> **Exercise**
For each line below that contains the string "this", copy that line.

-----

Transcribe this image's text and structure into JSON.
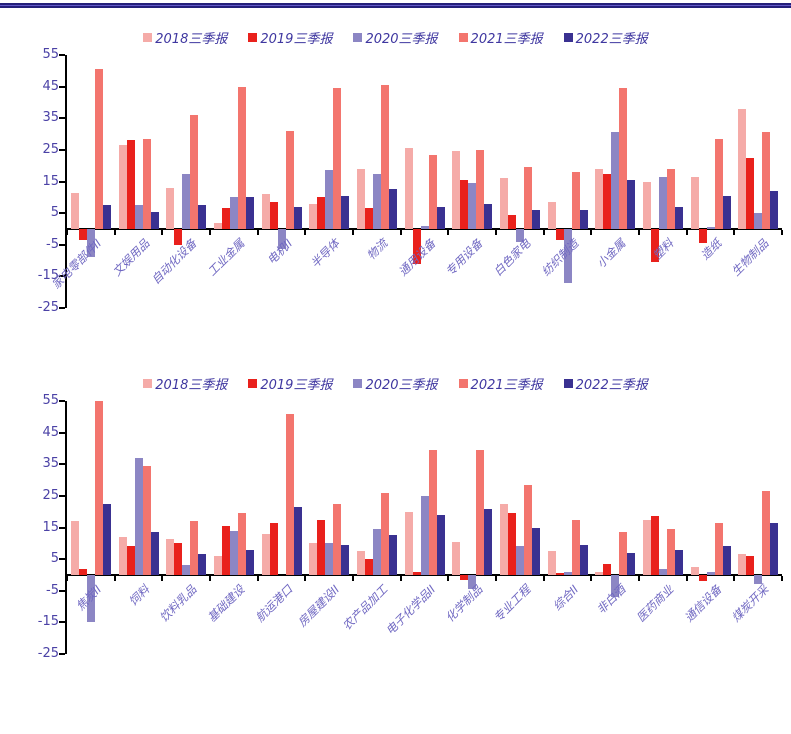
{
  "page": {
    "background": "#ffffff",
    "header_rule_color": "#241f7a"
  },
  "series_colors": [
    "#F5ABA8",
    "#E9211C",
    "#8C86C4",
    "#F3756E",
    "#3A3191"
  ],
  "chart_data": [
    {
      "type": "bar",
      "title": "",
      "xlabel": "",
      "ylabel": "",
      "ylim": [
        -25,
        55
      ],
      "yticks": [
        55,
        45,
        35,
        25,
        15,
        5,
        -5,
        -15,
        -25
      ],
      "grid": false,
      "legend_position": "top-center",
      "categories": [
        "家电零部件II",
        "文娱用品",
        "自动化设备",
        "工业金属",
        "电机II",
        "半导体",
        "物流",
        "通用设备",
        "专用设备",
        "白色家电",
        "纺织制造",
        "小金属",
        "塑料",
        "造纸",
        "生物制品"
      ],
      "series": [
        {
          "name": "2018三季报",
          "color": "#F5ABA8",
          "values": [
            11.5,
            26.5,
            13,
            2,
            11,
            8,
            19,
            25.5,
            24.5,
            16,
            8.5,
            19,
            15,
            16.5,
            38
          ]
        },
        {
          "name": "2019三季报",
          "color": "#E9211C",
          "values": [
            -3.5,
            28,
            -5,
            6.5,
            8.5,
            10,
            6.5,
            -11,
            15.5,
            4.5,
            -3.5,
            17.5,
            -10.5,
            -4.5,
            22.5
          ]
        },
        {
          "name": "2020三季报",
          "color": "#8C86C4",
          "values": [
            -9,
            7.5,
            17.5,
            10,
            -6.5,
            18.5,
            17.5,
            1,
            14.5,
            -4,
            -17,
            30.5,
            16.5,
            0.5,
            5
          ]
        },
        {
          "name": "2021三季报",
          "color": "#F3756E",
          "values": [
            50.5,
            28.5,
            36,
            45,
            31,
            44.5,
            45.5,
            23.5,
            25,
            19.5,
            18,
            44.5,
            19,
            28.5,
            30.5
          ]
        },
        {
          "name": "2022三季报",
          "color": "#3A3191",
          "values": [
            7.5,
            5.5,
            7.5,
            10,
            7,
            10.5,
            12.5,
            7,
            8,
            6,
            6,
            15.5,
            7,
            10.5,
            12
          ]
        }
      ]
    },
    {
      "type": "bar",
      "title": "",
      "xlabel": "",
      "ylabel": "",
      "ylim": [
        -25,
        55
      ],
      "yticks": [
        55,
        45,
        35,
        25,
        15,
        5,
        -5,
        -15,
        -25
      ],
      "grid": false,
      "legend_position": "top-center",
      "categories": [
        "焦炭II",
        "饲料",
        "饮料乳品",
        "基础建设",
        "航运港口",
        "房屋建设II",
        "农产品加工",
        "电子化学品II",
        "化学制品",
        "专业工程",
        "综合II",
        "非白酒",
        "医药商业",
        "通信设备",
        "煤炭开采"
      ],
      "series": [
        {
          "name": "2018三季报",
          "color": "#F5ABA8",
          "values": [
            17,
            12,
            11.5,
            6,
            13,
            10,
            7.5,
            20,
            10.5,
            22.5,
            7.5,
            1,
            17.5,
            2.5,
            6.5
          ]
        },
        {
          "name": "2019三季报",
          "color": "#E9211C",
          "values": [
            2,
            9,
            10,
            15.5,
            16.5,
            17.5,
            5,
            1,
            -1.5,
            19.5,
            0.5,
            3.5,
            18.5,
            -2,
            6
          ]
        },
        {
          "name": "2020三季报",
          "color": "#8C86C4",
          "values": [
            -15,
            37,
            3,
            14,
            0,
            10,
            14.5,
            25,
            -4.5,
            9,
            1,
            -7,
            2,
            1,
            -3
          ]
        },
        {
          "name": "2021三季报",
          "color": "#F3756E",
          "values": [
            55,
            34.5,
            17,
            19.5,
            51,
            22.5,
            26,
            39.5,
            39.5,
            28.5,
            17.5,
            13.5,
            14.5,
            16.5,
            26.5
          ]
        },
        {
          "name": "2022三季报",
          "color": "#3A3191",
          "values": [
            22.5,
            13.5,
            6.5,
            8,
            21.5,
            9.5,
            12.5,
            19,
            21,
            15,
            9.5,
            7,
            8,
            9,
            16.5
          ]
        }
      ]
    }
  ]
}
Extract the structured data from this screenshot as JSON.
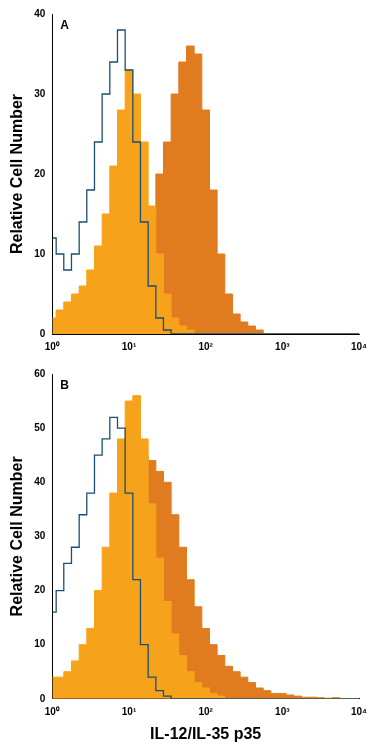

-----

> **Solution to the problem**
Transcribe this image's text and structure into JSON.
Extract the structured data from this screenshot as JSON.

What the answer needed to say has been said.